┌─ MATERIAL FOR THE TASK

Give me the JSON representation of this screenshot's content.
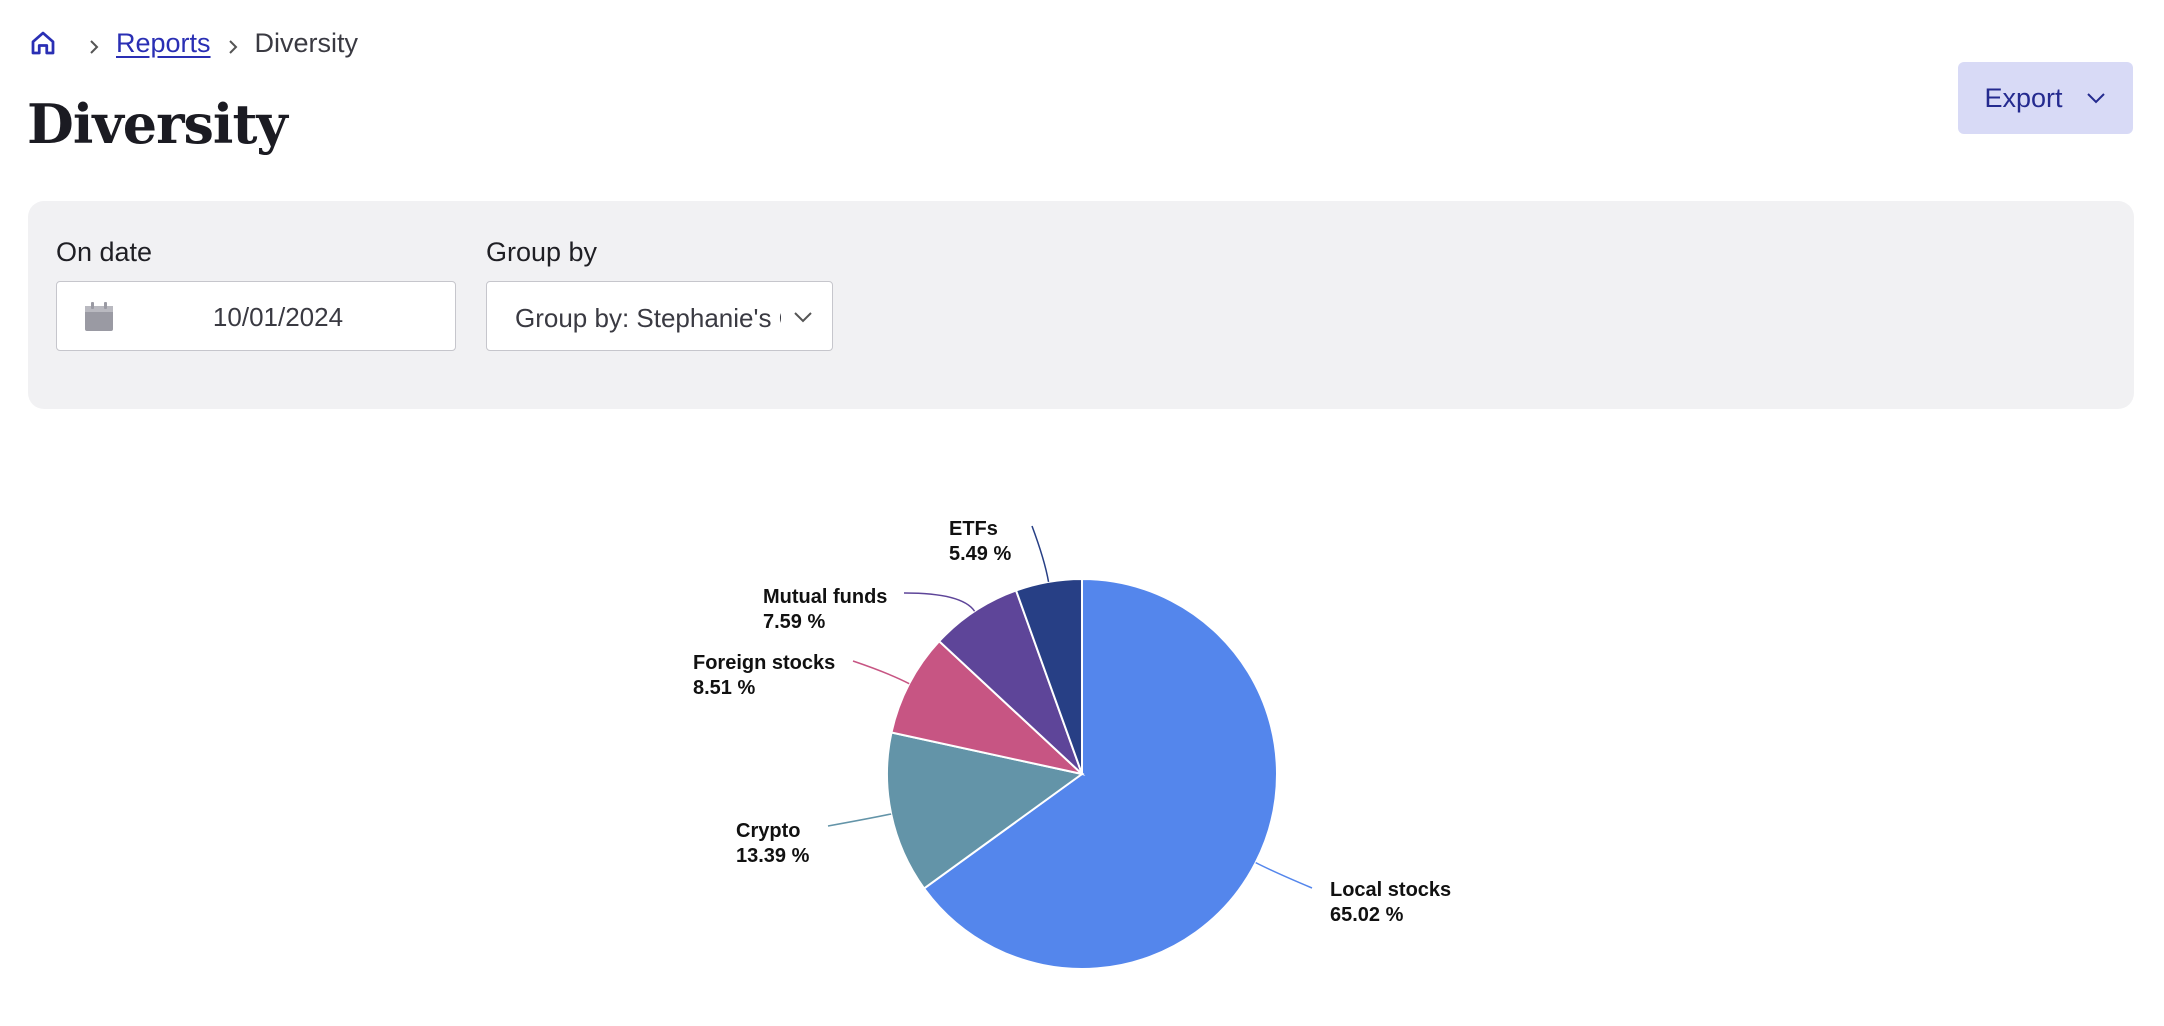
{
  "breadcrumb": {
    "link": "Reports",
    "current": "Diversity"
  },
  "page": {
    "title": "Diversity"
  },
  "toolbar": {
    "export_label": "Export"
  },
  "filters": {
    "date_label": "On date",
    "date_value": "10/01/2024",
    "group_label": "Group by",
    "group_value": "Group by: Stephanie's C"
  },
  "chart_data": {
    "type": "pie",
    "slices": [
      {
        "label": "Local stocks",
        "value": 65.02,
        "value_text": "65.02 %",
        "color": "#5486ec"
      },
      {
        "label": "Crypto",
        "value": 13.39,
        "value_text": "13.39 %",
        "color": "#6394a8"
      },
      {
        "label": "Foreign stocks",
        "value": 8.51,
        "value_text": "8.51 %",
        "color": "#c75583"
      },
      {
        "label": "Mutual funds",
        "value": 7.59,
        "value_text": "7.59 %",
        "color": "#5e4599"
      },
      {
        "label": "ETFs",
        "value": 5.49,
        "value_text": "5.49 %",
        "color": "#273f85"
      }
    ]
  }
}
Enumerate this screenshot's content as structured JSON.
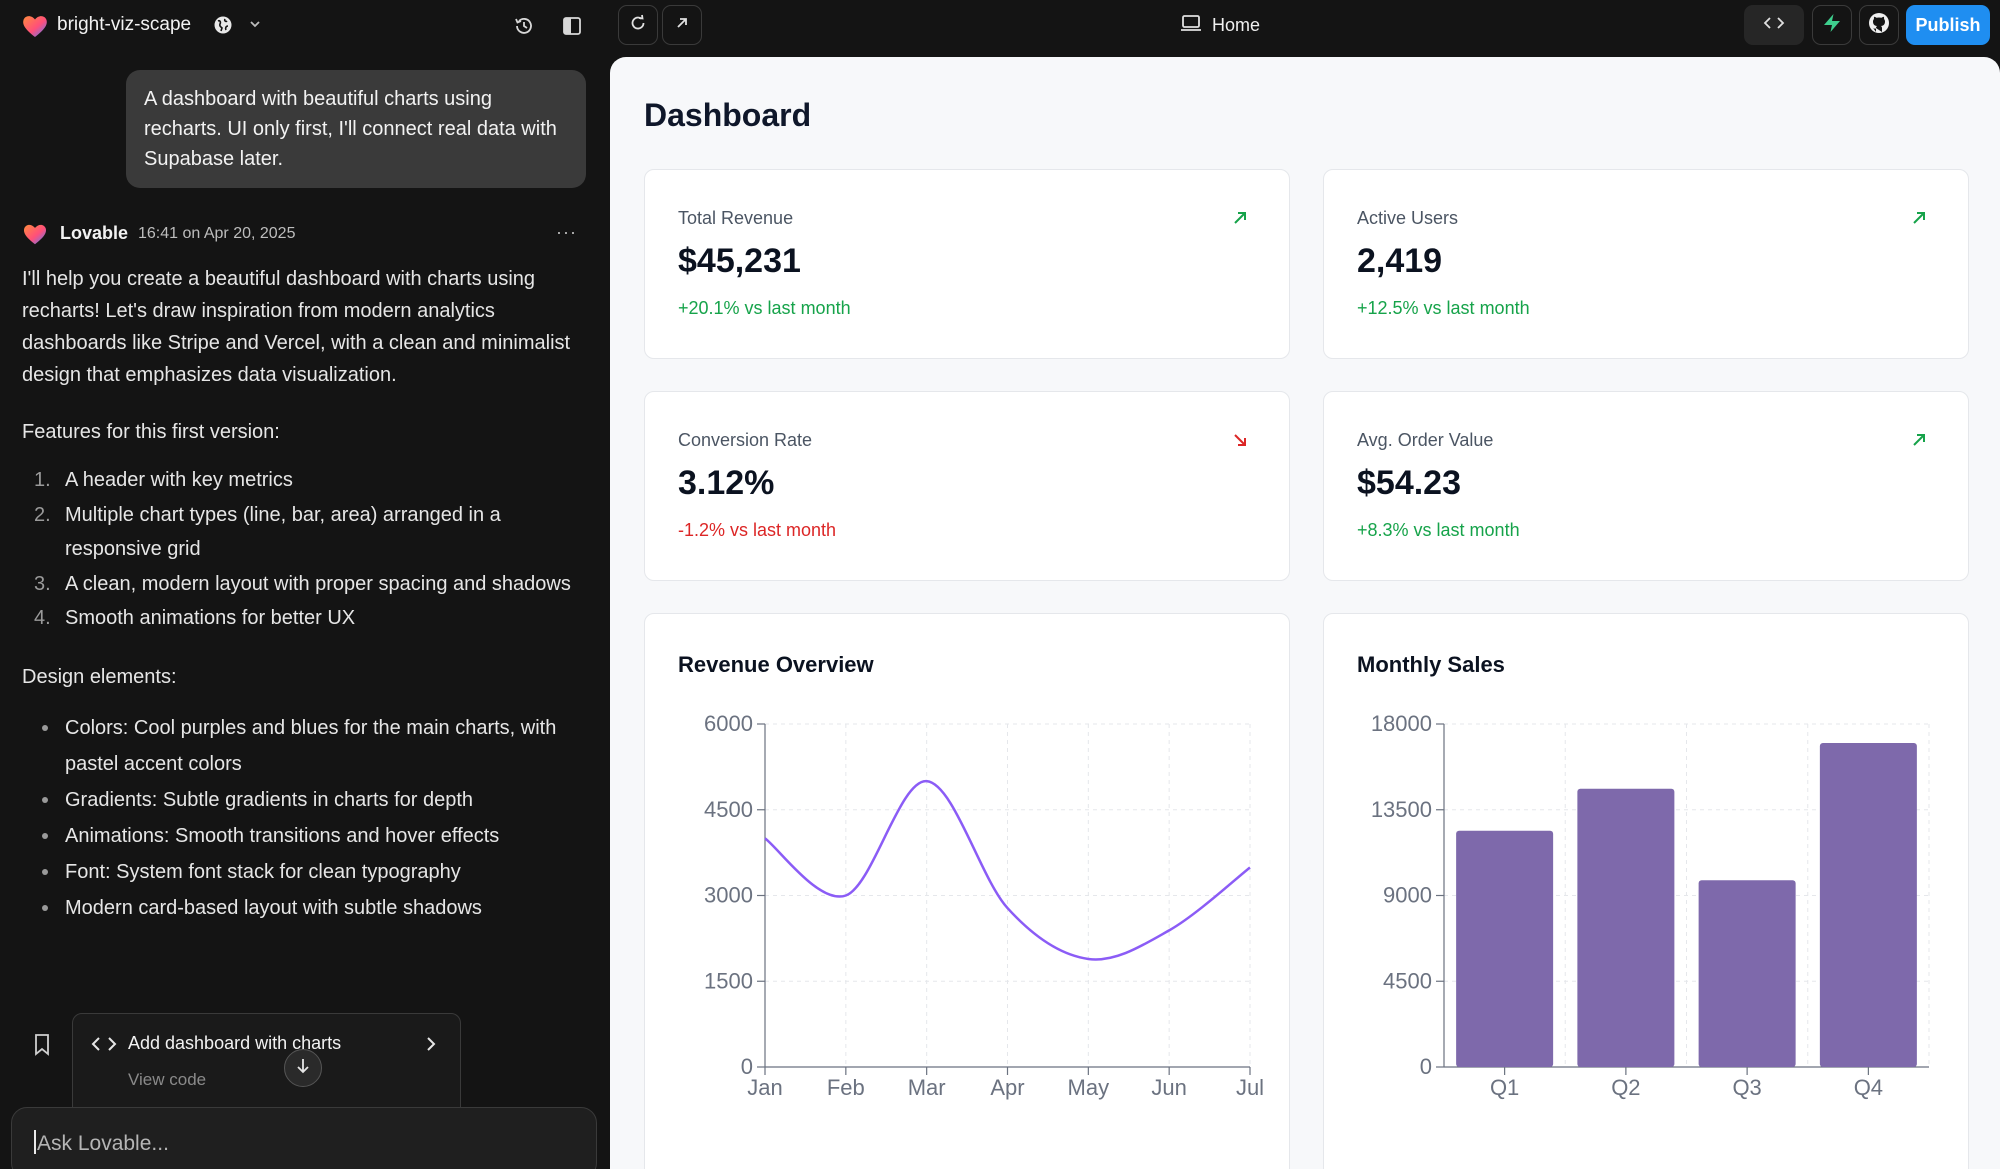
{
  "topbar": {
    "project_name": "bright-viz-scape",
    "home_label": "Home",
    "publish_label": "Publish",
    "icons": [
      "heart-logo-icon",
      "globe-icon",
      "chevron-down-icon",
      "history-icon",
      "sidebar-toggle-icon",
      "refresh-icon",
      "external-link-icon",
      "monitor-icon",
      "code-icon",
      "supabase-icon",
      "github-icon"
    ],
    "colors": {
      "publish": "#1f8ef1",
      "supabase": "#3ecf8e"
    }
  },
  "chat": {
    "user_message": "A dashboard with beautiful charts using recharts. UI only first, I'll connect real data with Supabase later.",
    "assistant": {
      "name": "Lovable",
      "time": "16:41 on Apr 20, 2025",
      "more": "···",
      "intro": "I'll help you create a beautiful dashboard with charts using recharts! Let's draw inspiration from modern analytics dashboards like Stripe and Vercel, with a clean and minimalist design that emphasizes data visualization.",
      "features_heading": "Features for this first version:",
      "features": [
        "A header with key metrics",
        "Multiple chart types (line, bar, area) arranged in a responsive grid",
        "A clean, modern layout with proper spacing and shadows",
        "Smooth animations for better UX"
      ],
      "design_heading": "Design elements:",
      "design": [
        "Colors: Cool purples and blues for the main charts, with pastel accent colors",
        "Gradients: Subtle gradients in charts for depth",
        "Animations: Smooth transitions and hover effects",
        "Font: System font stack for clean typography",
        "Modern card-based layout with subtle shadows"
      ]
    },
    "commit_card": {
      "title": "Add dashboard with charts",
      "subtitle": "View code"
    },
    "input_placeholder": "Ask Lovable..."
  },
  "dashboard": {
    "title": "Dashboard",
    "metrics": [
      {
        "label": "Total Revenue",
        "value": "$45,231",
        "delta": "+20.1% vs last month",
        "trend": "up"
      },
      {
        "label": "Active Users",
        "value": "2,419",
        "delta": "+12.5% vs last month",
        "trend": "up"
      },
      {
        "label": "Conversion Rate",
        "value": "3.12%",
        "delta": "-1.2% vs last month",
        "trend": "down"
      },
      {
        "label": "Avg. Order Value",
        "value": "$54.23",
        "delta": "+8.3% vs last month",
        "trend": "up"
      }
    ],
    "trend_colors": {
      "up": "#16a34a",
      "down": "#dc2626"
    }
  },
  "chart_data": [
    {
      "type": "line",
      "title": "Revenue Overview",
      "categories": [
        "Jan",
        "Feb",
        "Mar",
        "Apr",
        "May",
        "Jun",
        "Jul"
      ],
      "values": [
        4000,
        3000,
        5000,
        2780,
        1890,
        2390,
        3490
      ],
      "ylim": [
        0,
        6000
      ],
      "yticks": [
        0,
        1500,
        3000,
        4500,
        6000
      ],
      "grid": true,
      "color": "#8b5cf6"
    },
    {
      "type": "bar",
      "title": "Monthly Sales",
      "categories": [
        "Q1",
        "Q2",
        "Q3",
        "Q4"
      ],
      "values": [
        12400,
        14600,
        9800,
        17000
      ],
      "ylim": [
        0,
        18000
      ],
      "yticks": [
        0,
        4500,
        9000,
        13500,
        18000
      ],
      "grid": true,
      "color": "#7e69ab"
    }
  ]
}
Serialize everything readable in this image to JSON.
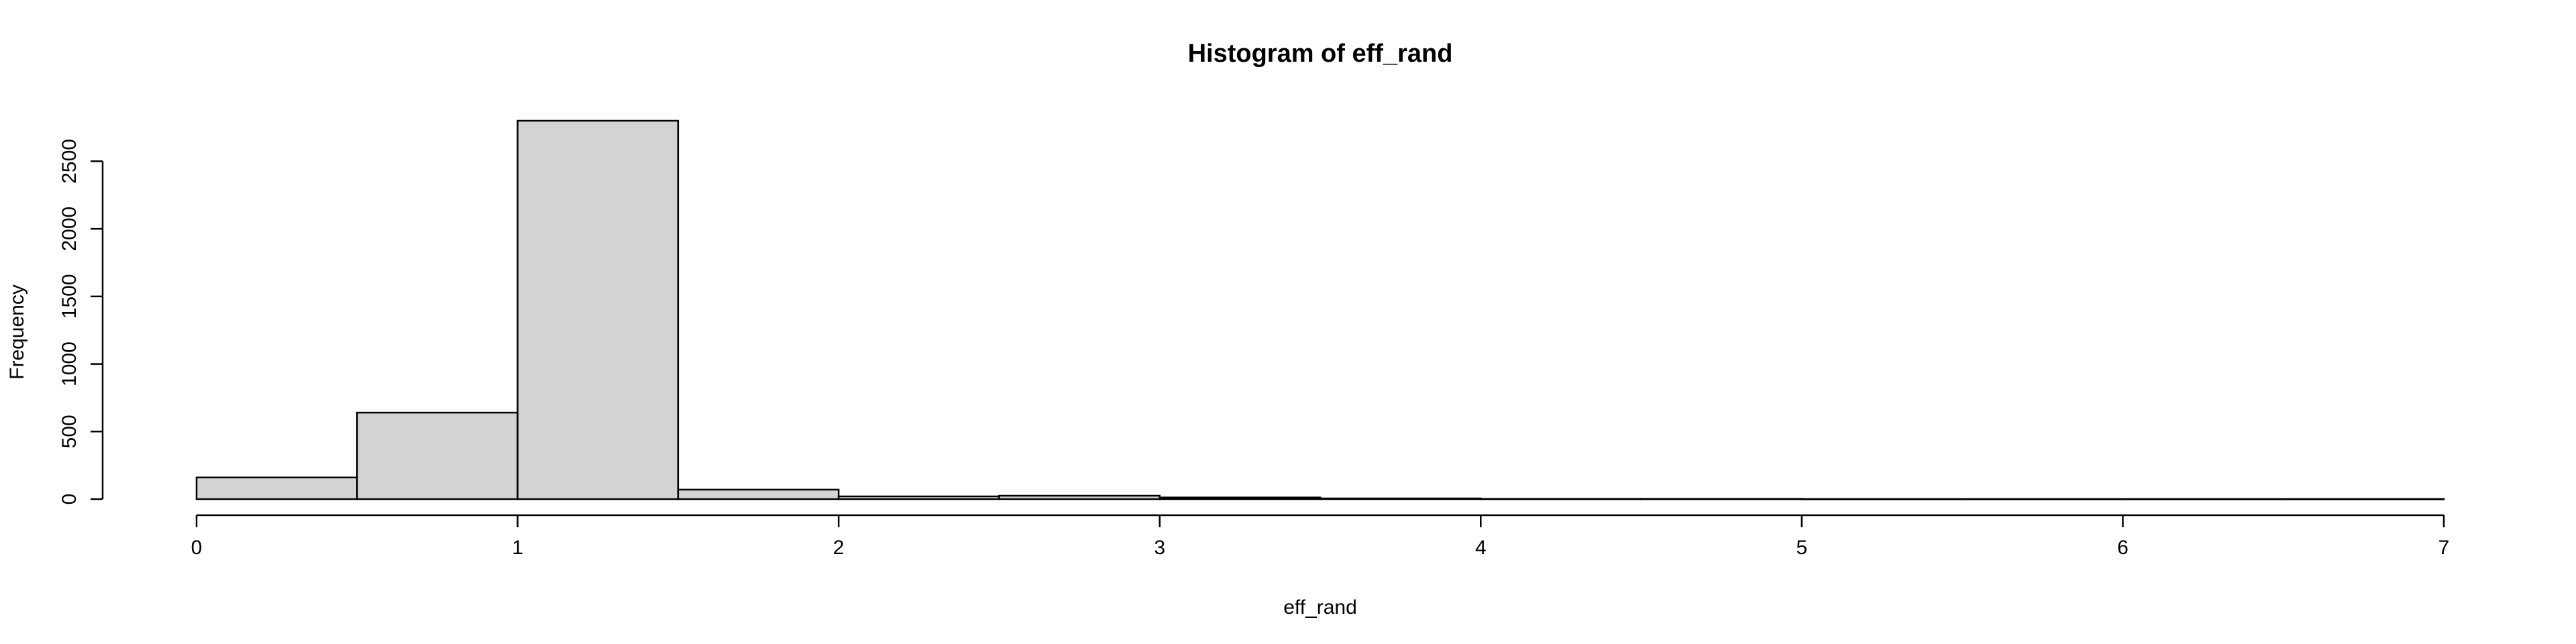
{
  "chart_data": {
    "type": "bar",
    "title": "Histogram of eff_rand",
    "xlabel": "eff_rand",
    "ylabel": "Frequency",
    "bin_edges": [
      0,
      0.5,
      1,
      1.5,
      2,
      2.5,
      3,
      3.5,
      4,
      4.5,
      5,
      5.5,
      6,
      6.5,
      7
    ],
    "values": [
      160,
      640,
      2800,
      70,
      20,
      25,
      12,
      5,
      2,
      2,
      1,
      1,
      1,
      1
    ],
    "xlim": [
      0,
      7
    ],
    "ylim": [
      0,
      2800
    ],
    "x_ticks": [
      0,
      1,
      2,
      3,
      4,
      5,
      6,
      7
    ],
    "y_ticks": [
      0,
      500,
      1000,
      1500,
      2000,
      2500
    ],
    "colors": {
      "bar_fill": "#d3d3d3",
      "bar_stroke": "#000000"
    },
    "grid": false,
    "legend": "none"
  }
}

└─

— WHAT THIS TASK INVOLVES —
Each record should be quoted exactly, with the images omitted.

— FINAL RESULT —
Give me the JSON representation of this screenshot's content.
{
  "breadcrumb": {
    "link": "Reports",
    "current": "Diversity"
  },
  "page": {
    "title": "Diversity"
  },
  "toolbar": {
    "export_label": "Export"
  },
  "filters": {
    "date_label": "On date",
    "date_value": "10/01/2024",
    "group_label": "Group by",
    "group_value": "Group by: Stephanie's C"
  },
  "chart_data": {
    "type": "pie",
    "slices": [
      {
        "label": "Local stocks",
        "value": 65.02,
        "value_text": "65.02 %",
        "color": "#5486ec"
      },
      {
        "label": "Crypto",
        "value": 13.39,
        "value_text": "13.39 %",
        "color": "#6394a8"
      },
      {
        "label": "Foreign stocks",
        "value": 8.51,
        "value_text": "8.51 %",
        "color": "#c75583"
      },
      {
        "label": "Mutual funds",
        "value": 7.59,
        "value_text": "7.59 %",
        "color": "#5e4599"
      },
      {
        "label": "ETFs",
        "value": 5.49,
        "value_text": "5.49 %",
        "color": "#273f85"
      }
    ]
  }
}
Enumerate this screenshot's content as structured JSON.
{
  "topbar": {
    "project_name": "bright-viz-scape",
    "home_label": "Home",
    "publish_label": "Publish",
    "icons": [
      "heart-logo-icon",
      "globe-icon",
      "chevron-down-icon",
      "history-icon",
      "sidebar-toggle-icon",
      "refresh-icon",
      "external-link-icon",
      "monitor-icon",
      "code-icon",
      "supabase-icon",
      "github-icon"
    ],
    "colors": {
      "publish": "#1f8ef1",
      "supabase": "#3ecf8e"
    }
  },
  "chat": {
    "user_message": "A dashboard with beautiful charts using recharts. UI only first, I'll connect real data with Supabase later.",
    "assistant": {
      "name": "Lovable",
      "time": "16:41 on Apr 20, 2025",
      "more": "···",
      "intro": "I'll help you create a beautiful dashboard with charts using recharts! Let's draw inspiration from modern analytics dashboards like Stripe and Vercel, with a clean and minimalist design that emphasizes data visualization.",
      "features_heading": "Features for this first version:",
      "features": [
        "A header with key metrics",
        "Multiple chart types (line, bar, area) arranged in a responsive grid",
        "A clean, modern layout with proper spacing and shadows",
        "Smooth animations for better UX"
      ],
      "design_heading": "Design elements:",
      "design": [
        "Colors: Cool purples and blues for the main charts, with pastel accent colors",
        "Gradients: Subtle gradients in charts for depth",
        "Animations: Smooth transitions and hover effects",
        "Font: System font stack for clean typography",
        "Modern card-based layout with subtle shadows"
      ]
    },
    "commit_card": {
      "title": "Add dashboard with charts",
      "subtitle": "View code"
    },
    "input_placeholder": "Ask Lovable..."
  },
  "dashboard": {
    "title": "Dashboard",
    "metrics": [
      {
        "label": "Total Revenue",
        "value": "$45,231",
        "delta": "+20.1% vs last month",
        "trend": "up"
      },
      {
        "label": "Active Users",
        "value": "2,419",
        "delta": "+12.5% vs last month",
        "trend": "up"
      },
      {
        "label": "Conversion Rate",
        "value": "3.12%",
        "delta": "-1.2% vs last month",
        "trend": "down"
      },
      {
        "label": "Avg. Order Value",
        "value": "$54.23",
        "delta": "+8.3% vs last month",
        "trend": "up"
      }
    ],
    "trend_colors": {
      "up": "#16a34a",
      "down": "#dc2626"
    }
  },
  "chart_data": [
    {
      "type": "line",
      "title": "Revenue Overview",
      "categories": [
        "Jan",
        "Feb",
        "Mar",
        "Apr",
        "May",
        "Jun",
        "Jul"
      ],
      "values": [
        4000,
        3000,
        5000,
        2780,
        1890,
        2390,
        3490
      ],
      "ylim": [
        0,
        6000
      ],
      "yticks": [
        0,
        1500,
        3000,
        4500,
        6000
      ],
      "grid": true,
      "color": "#8b5cf6"
    },
    {
      "type": "bar",
      "title": "Monthly Sales",
      "categories": [
        "Q1",
        "Q2",
        "Q3",
        "Q4"
      ],
      "values": [
        12400,
        14600,
        9800,
        17000
      ],
      "ylim": [
        0,
        18000
      ],
      "yticks": [
        0,
        4500,
        9000,
        13500,
        18000
      ],
      "grid": true,
      "color": "#7e69ab"
    }
  ]
}
Serialize everything readable in this image to JSON.
{
  "chart_data": {
    "type": "bar",
    "title": "Histogram of eff_rand",
    "xlabel": "eff_rand",
    "ylabel": "Frequency",
    "bin_edges": [
      0,
      0.5,
      1,
      1.5,
      2,
      2.5,
      3,
      3.5,
      4,
      4.5,
      5,
      5.5,
      6,
      6.5,
      7
    ],
    "values": [
      160,
      640,
      2800,
      70,
      20,
      25,
      12,
      5,
      2,
      2,
      1,
      1,
      1,
      1
    ],
    "xlim": [
      0,
      7
    ],
    "ylim": [
      0,
      2800
    ],
    "x_ticks": [
      0,
      1,
      2,
      3,
      4,
      5,
      6,
      7
    ],
    "y_ticks": [
      0,
      500,
      1000,
      1500,
      2000,
      2500
    ],
    "colors": {
      "bar_fill": "#d3d3d3",
      "bar_stroke": "#000000"
    },
    "grid": false,
    "legend": "none"
  }
}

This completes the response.